** START **

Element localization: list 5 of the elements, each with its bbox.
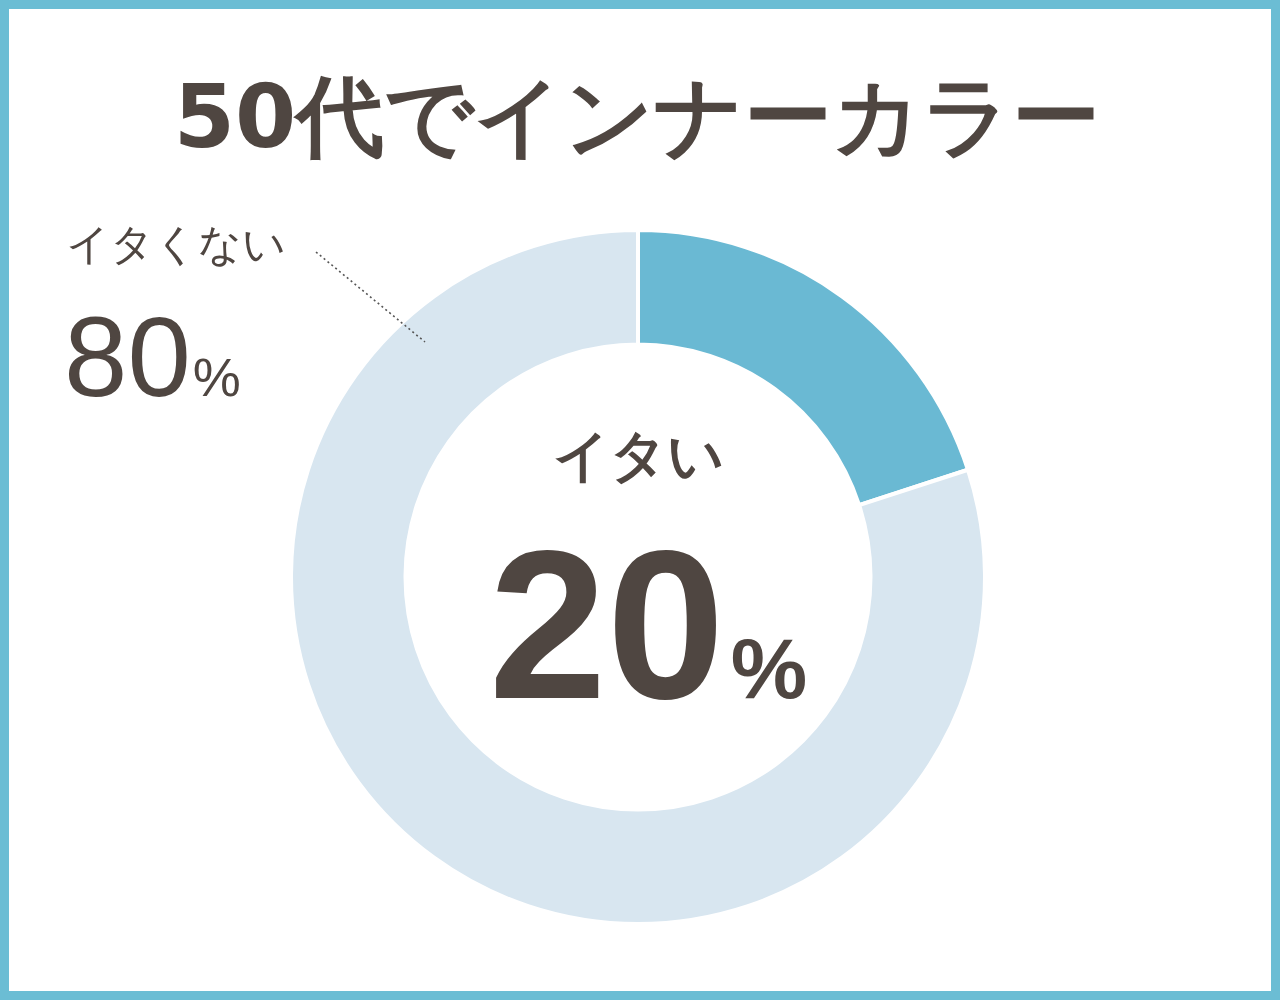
slice-label: イタい — [552, 422, 724, 488]
chart-title: 50代でインナーカラー — [173, 64, 1101, 168]
slice-label: イタくない — [66, 219, 286, 270]
data-label: 80% — [64, 293, 241, 420]
data-label: 20% — [488, 506, 808, 743]
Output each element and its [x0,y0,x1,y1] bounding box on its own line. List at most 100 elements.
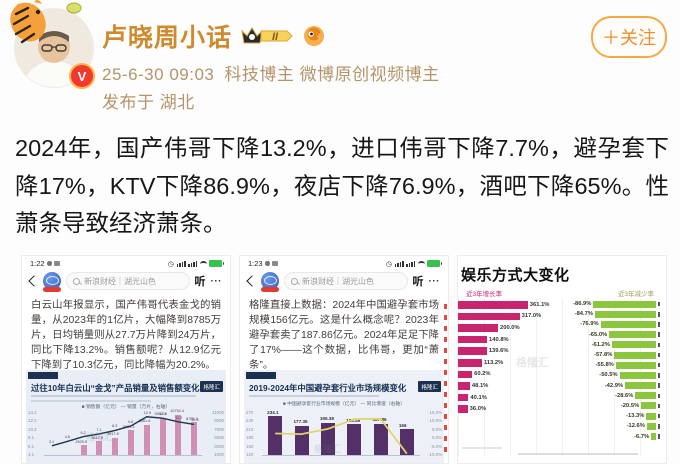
axis-label: 15.0% [429,410,442,415]
axis-label: 10.2 [28,426,37,432]
growth-row: 140.8% [458,334,566,346]
bar [373,423,388,455]
bar [646,422,656,430]
axis-label: 5.0% [431,426,442,432]
search-input[interactable]: 新浪财经｜湖光山色 [284,272,408,290]
account-logo[interactable] [43,272,61,292]
signal2-icon [188,260,197,267]
username[interactable]: 卢晓周小话 [102,24,233,52]
avatar[interactable]: V [10,0,95,89]
back-icon[interactable] [28,275,40,287]
post-image-1[interactable]: 1:22 ◷ 新浪财经｜湖光山色 听 ··· 白云山年报 [21,255,231,464]
footer-source [518,452,638,455]
decline-row: -13.3% [550,411,660,421]
post-image-3[interactable]: 娱乐方式大变化 近3年增长率 近3年减少率 361.1% 317.0% 200.0%… [457,255,667,464]
post-image-2[interactable]: 1:23 ◷ 新浪财经｜湖光山色 听 ··· 格隆直接上 [239,255,449,464]
chart-title: 过往10年白云山“金戈”产品销量及销售额变化 [31,383,200,393]
fish-badge-icon [304,26,325,46]
y-axis-left: 270 240 210 180 150 120 [246,410,253,457]
y-axis-right: 11000 9000 7000 5000 3000 1000 [212,410,224,457]
decline-row: -84.7% [550,309,660,319]
cropped-category-label [657,383,660,388]
bar-label: 40.1% [470,394,487,401]
cropped-category-label [657,301,660,307]
watermark: 格隆汇 [516,357,549,369]
alarm-icon: ◷ [167,260,174,268]
cropped-category-label [657,373,660,378]
axis-label: 9000 [214,418,224,424]
decline-row: -6.7% [550,431,660,441]
follow-button[interactable]: ＋关注 [591,16,667,58]
bar-label: 8785.3 [186,416,198,421]
decline-row: -50.5% [550,370,660,380]
decline-row: -65.0% [550,330,660,340]
line-label: 12.9 [143,410,152,415]
axis-label: 210 [246,426,254,432]
bar-label: -55.8% [595,362,614,369]
bar [96,441,103,455]
chart-title: 2019-2024年中国避孕套行业市场规模变化 [249,383,407,393]
growth-row: 36.0% [458,403,566,415]
back-icon[interactable] [246,275,258,287]
axis-label: 3000 [214,443,224,449]
listen-button[interactable]: 听 [194,276,206,288]
growth-line [275,417,408,455]
decline-row: -57.8% [550,350,660,360]
bar [625,382,656,390]
bar-label: -50.5% [599,372,618,379]
listen-button[interactable]: 听 [412,276,424,288]
bar [80,445,87,455]
bar [641,402,656,410]
status-app-icon [272,260,278,267]
bar-label: -76.9% [580,321,599,328]
bar-label: -61.2% [591,341,610,348]
bar-label: -42.9% [604,382,624,389]
image-grid: 1:22 ◷ 新浪财经｜湖光山色 听 ··· 白云山年报 [21,255,667,464]
bar-label: 10752.4 [170,409,185,414]
search-input[interactable]: 新浪财经｜湖光山色 [66,272,190,290]
post-text: 2024年，国产伟哥下降13.2%，进口伟哥下降7.7%，避孕套下降17%，KT… [15,135,669,236]
bar [458,347,487,355]
verified-badge: V [69,63,95,89]
more-button[interactable]: ··· [428,275,440,287]
account-logo[interactable] [261,272,279,292]
cropped-category-label [657,362,660,368]
bar-label: 234.1 [267,409,279,415]
bar-label: 8081.8 [138,419,151,424]
line-label: 4.6 [64,435,70,440]
axis-label: 12.2 [28,418,37,424]
chart-title: 娱乐方式大变化 [461,267,570,284]
cropped-category-label [657,352,660,358]
gelonghui-logo: 格隆汇 [200,381,223,392]
axis-label: 8.1 [28,435,35,441]
bar-label: -6.7% [634,433,650,440]
axis-label: 1000 [214,451,224,457]
chart-legend: ■ 销售额（亿元） — 销量（万片，右轴） [81,405,171,410]
nav-bar: 新浪财经｜湖光山色 听 ··· [240,269,448,292]
more-button[interactable]: ··· [210,275,222,287]
post-time: 25-6-30 09:03 [102,65,215,84]
status-bar: 1:23 ◷ [240,256,448,269]
bar [191,422,198,455]
line-label: 8.3 [112,424,118,429]
bar [615,361,656,369]
bar-label: 361.1% [529,301,550,308]
bar-label: 200.0% [500,324,520,331]
bar-label: 2625.5 [75,439,88,444]
line-label: 10.3 [191,418,199,423]
status-bar: 1:22 ◷ [22,256,230,269]
cropped-category-label [657,393,660,399]
bar [595,310,656,318]
footer-note [462,446,502,449]
growth-row: 200.0% [458,322,566,334]
decline-row: -28.6% [550,391,660,401]
bar [635,392,656,400]
bar [611,341,656,349]
condom-market-chart: 2019-2024年中国避孕套行业市场规模变化 格隆汇 ■ 中国避孕套行业市场规… [244,370,444,463]
battery-icon [209,260,224,267]
bar [458,370,473,379]
cropped-category-label [657,322,660,327]
bar [458,335,488,344]
growth-row: 60.2% [458,369,566,381]
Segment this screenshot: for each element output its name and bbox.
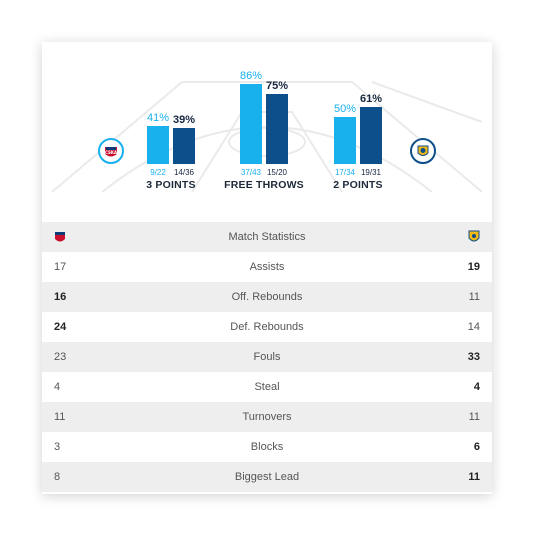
home-made-attempts: 37/43 [240, 168, 262, 177]
home-value: 17 [54, 261, 67, 273]
away-made-attempts: 19/31 [360, 168, 382, 177]
stats-table: Match Statistics 17 Assists 19 16 Off. Rebou… [42, 222, 492, 492]
stats-rows: 17 Assists 19 16 Off. Rebounds 11 24 Def. Rebou… [42, 252, 492, 492]
table-row: 17 Assists 19 [42, 252, 492, 282]
category-label: 2 POINTS [333, 179, 383, 191]
stat-label: Biggest Lead [234, 471, 300, 483]
category-label: 3 POINTS [146, 179, 196, 191]
stat-label: Blocks [250, 441, 284, 453]
away-percentage: 39% [172, 114, 196, 126]
away-made-attempts: 14/36 [173, 168, 195, 177]
away-percentage: 75% [265, 80, 289, 92]
table-row: 8 Biggest Lead 11 [42, 462, 492, 492]
home-value: 16 [54, 291, 67, 303]
table-row: 23 Fouls 33 [42, 342, 492, 372]
table-row: 4 Steal 4 [42, 372, 492, 402]
away-team-logo [410, 138, 436, 164]
away-bar [360, 107, 382, 164]
stats-header-row: Match Statistics [42, 222, 492, 252]
category-label: FREE THROWS [224, 179, 304, 191]
home-percentage: 41% [146, 112, 170, 124]
away-value: 33 [467, 351, 480, 363]
stat-label: Def. Rebounds [230, 321, 304, 333]
home-bar [240, 84, 262, 164]
away-bar [266, 94, 288, 164]
home-team-small-logo-icon [52, 229, 68, 245]
home-value: 4 [54, 381, 61, 393]
stat-label: Turnovers [242, 411, 292, 423]
home-made-attempts: 9/22 [150, 168, 166, 177]
shooting-chart: CSKA 41% 39% 9/22 14/36 3 POINTS 86% 75% 37/43 1… [42, 42, 492, 222]
home-bar [147, 126, 169, 164]
home-value: 24 [54, 321, 67, 333]
home-percentage: 50% [333, 103, 357, 115]
away-value: 14 [467, 321, 480, 333]
table-row: 24 Def. Rebounds 14 [42, 312, 492, 342]
home-value: 8 [54, 471, 61, 483]
home-made-attempts: 17/34 [334, 168, 356, 177]
stats-header-title: Match Statistics [228, 231, 306, 243]
match-stats-card: CSKA 41% 39% 9/22 14/36 3 POINTS 86% 75% 37/43 1… [42, 42, 492, 494]
away-team-small-logo-icon [466, 229, 482, 245]
home-value: 23 [54, 351, 67, 363]
away-value: 4 [473, 381, 480, 393]
stat-label: Assists [249, 261, 285, 273]
away-value: 6 [473, 441, 480, 453]
stat-label: Off. Rebounds [231, 291, 303, 303]
table-row: 3 Blocks 6 [42, 432, 492, 462]
away-bar [173, 128, 195, 164]
home-team-logo: CSKA [98, 138, 124, 164]
away-made-attempts: 15/20 [266, 168, 288, 177]
svg-text:CSKA: CSKA [105, 150, 118, 155]
home-value: 3 [54, 441, 61, 453]
table-row: 11 Turnovers 11 [42, 402, 492, 432]
home-bar [334, 117, 356, 164]
away-value: 19 [467, 261, 480, 273]
home-percentage: 86% [239, 70, 263, 82]
away-percentage: 61% [359, 93, 383, 105]
away-value: 11 [468, 411, 480, 423]
table-row: 16 Off. Rebounds 11 [42, 282, 492, 312]
away-value: 11 [468, 471, 480, 483]
home-value: 11 [54, 411, 66, 423]
stat-label: Fouls [253, 351, 281, 363]
away-value: 11 [468, 291, 480, 303]
stat-label: Steal [254, 381, 280, 393]
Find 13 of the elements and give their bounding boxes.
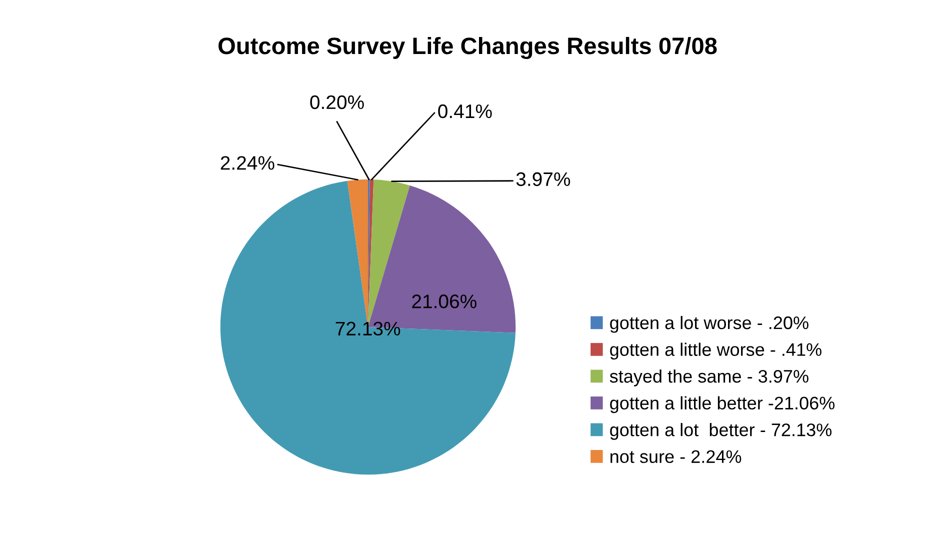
legend-label: gotten a lot better - 72.13% <box>610 423 832 440</box>
legend-label: gotten a little better -21.06% <box>610 396 835 414</box>
legend-label: gotten a lot worse - .20% <box>610 316 808 333</box>
data-label: 21.06% <box>412 294 476 308</box>
chart-title: Outcome Survey Life Changes Results 07/08 <box>218 36 717 60</box>
legend-label: stayed the same - 3.97% <box>610 369 808 386</box>
data-label: 0.20% <box>310 95 364 110</box>
data-label: 72.13% <box>336 322 400 336</box>
legend-label: gotten a little worse - .41% <box>610 342 822 360</box>
data-label: 2.24% <box>220 156 274 170</box>
legend-label: not sure - 2.24% <box>610 450 742 464</box>
data-label: 0.41% <box>438 104 492 118</box>
data-label: 3.97% <box>516 172 570 186</box>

** END **

PROBLEM TO WORK ON: Return verbatim the lines of the records beginning with the line that contains "slice-label: イタい — [552, 422, 724, 488]" and ending with the line that contains "Output each element", including both of those lines.

SOLUTION:
slice-label: イタい — [552, 422, 724, 488]
chart-title: 50代でインナーカラー — [173, 64, 1101, 168]
slice-label: イタくない — [66, 219, 286, 270]
data-label: 80% — [64, 293, 241, 420]
data-label: 20% — [488, 506, 808, 743]
Output each element and its [x0,y0,x1,y1] bounding box on its own line. List at most 100 elements.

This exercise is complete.